Written task
Each entry below must be repeated exactly, with pictures left out.

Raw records
● ● ●

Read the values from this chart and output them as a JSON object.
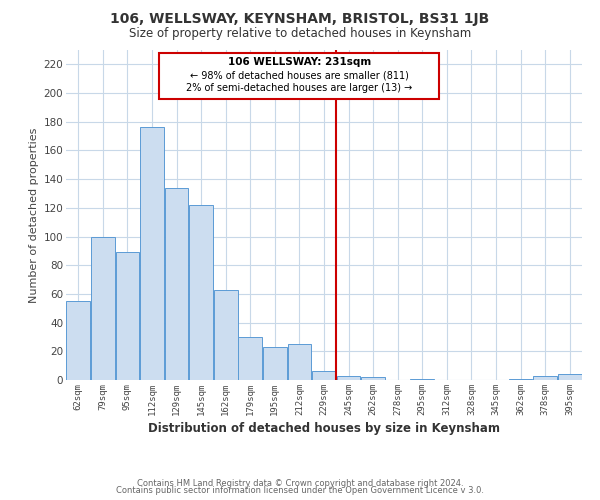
{
  "title": "106, WELLSWAY, KEYNSHAM, BRISTOL, BS31 1JB",
  "subtitle": "Size of property relative to detached houses in Keynsham",
  "xlabel": "Distribution of detached houses by size in Keynsham",
  "ylabel": "Number of detached properties",
  "categories": [
    "62sqm",
    "79sqm",
    "95sqm",
    "112sqm",
    "129sqm",
    "145sqm",
    "162sqm",
    "179sqm",
    "195sqm",
    "212sqm",
    "229sqm",
    "245sqm",
    "262sqm",
    "278sqm",
    "295sqm",
    "312sqm",
    "328sqm",
    "345sqm",
    "362sqm",
    "378sqm",
    "395sqm"
  ],
  "values": [
    55,
    100,
    89,
    176,
    134,
    122,
    63,
    30,
    23,
    25,
    6,
    3,
    2,
    0,
    1,
    0,
    0,
    0,
    1,
    3,
    4
  ],
  "bar_color": "#ccddf0",
  "bar_edge_color": "#5b9bd5",
  "grid_color": "#c8d8e8",
  "background_color": "#ffffff",
  "vline_color": "#cc0000",
  "annotation_title": "106 WELLSWAY: 231sqm",
  "annotation_line1": "← 98% of detached houses are smaller (811)",
  "annotation_line2": "2% of semi-detached houses are larger (13) →",
  "annotation_box_color": "#cc0000",
  "ylim": [
    0,
    230
  ],
  "yticks": [
    0,
    20,
    40,
    60,
    80,
    100,
    120,
    140,
    160,
    180,
    200,
    220
  ],
  "footer1": "Contains HM Land Registry data © Crown copyright and database right 2024.",
  "footer2": "Contains public sector information licensed under the Open Government Licence v 3.0."
}
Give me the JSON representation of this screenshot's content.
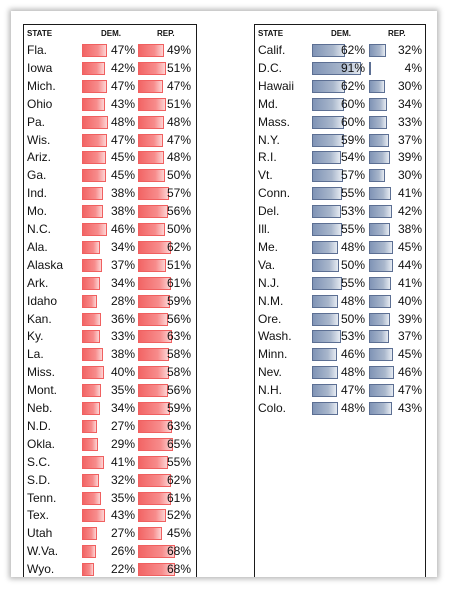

● ● ●

Expected answer
Read the values from this chart and output them as a JSON object.
{
  "title": "106, WELLSWAY, KEYNSHAM, BRISTOL, BS31 1JB",
  "subtitle": "Size of property relative to detached houses in Keynsham",
  "xlabel": "Distribution of detached houses by size in Keynsham",
  "ylabel": "Number of detached properties",
  "categories": [
    "62sqm",
    "79sqm",
    "95sqm",
    "112sqm",
    "129sqm",
    "145sqm",
    "162sqm",
    "179sqm",
    "195sqm",
    "212sqm",
    "229sqm",
    "245sqm",
    "262sqm",
    "278sqm",
    "295sqm",
    "312sqm",
    "328sqm",
    "345sqm",
    "362sqm",
    "378sqm",
    "395sqm"
  ],
  "values": [
    55,
    100,
    89,
    176,
    134,
    122,
    63,
    30,
    23,
    25,
    6,
    3,
    2,
    0,
    1,
    0,
    0,
    0,
    1,
    3,
    4
  ],
  "bar_color": "#ccddf0",
  "bar_edge_color": "#5b9bd5",
  "grid_color": "#c8d8e8",
  "background_color": "#ffffff",
  "vline_color": "#cc0000",
  "annotation_title": "106 WELLSWAY: 231sqm",
  "annotation_line1": "← 98% of detached houses are smaller (811)",
  "annotation_line2": "2% of semi-detached houses are larger (13) →",
  "annotation_box_color": "#cc0000",
  "ylim": [
    0,
    230
  ],
  "yticks": [
    0,
    20,
    40,
    60,
    80,
    100,
    120,
    140,
    160,
    180,
    200,
    220
  ],
  "footer1": "Contains HM Land Registry data © Crown copyright and database right 2024.",
  "footer2": "Contains public sector information licensed under the Open Government Licence v 3.0."
}
Give me the JSON representation of this screenshot's content.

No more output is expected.